Problem: Repeat every line below exactly, word for word.

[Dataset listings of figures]
_ _ _
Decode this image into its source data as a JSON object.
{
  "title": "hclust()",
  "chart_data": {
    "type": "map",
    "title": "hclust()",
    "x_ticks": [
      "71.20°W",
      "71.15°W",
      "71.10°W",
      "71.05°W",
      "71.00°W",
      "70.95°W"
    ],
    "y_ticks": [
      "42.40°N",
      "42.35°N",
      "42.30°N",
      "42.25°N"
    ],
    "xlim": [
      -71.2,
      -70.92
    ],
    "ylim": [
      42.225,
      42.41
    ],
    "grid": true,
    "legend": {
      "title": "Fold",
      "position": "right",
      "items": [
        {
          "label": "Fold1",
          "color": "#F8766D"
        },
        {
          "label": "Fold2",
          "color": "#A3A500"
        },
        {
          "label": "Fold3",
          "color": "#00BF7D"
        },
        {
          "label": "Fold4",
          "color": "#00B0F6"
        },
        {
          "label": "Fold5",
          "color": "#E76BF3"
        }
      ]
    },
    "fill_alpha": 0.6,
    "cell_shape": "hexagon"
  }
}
_ _ _
Solution below:
Decode this image into its source data as a JSON object.
{
  "title": "hclust()",
  "chart_data": {
    "type": "map",
    "title": "hclust()",
    "x_ticks": [
      "71.20°W",
      "71.15°W",
      "71.10°W",
      "71.05°W",
      "71.00°W",
      "70.95°W"
    ],
    "y_ticks": [
      "42.40°N",
      "42.35°N",
      "42.30°N",
      "42.25°N"
    ],
    "xlim": [
      -71.2,
      -70.92
    ],
    "ylim": [
      42.225,
      42.41
    ],
    "grid": true,
    "legend": {
      "title": "Fold",
      "position": "right",
      "items": [
        {
          "label": "Fold1",
          "color": "#F8766D"
        },
        {
          "label": "Fold2",
          "color": "#A3A500"
        },
        {
          "label": "Fold3",
          "color": "#00BF7D"
        },
        {
          "label": "Fold4",
          "color": "#00B0F6"
        },
        {
          "label": "Fold5",
          "color": "#E76BF3"
        }
      ]
    },
    "fill_alpha": 0.6,
    "cell_shape": "hexagon"
  }
}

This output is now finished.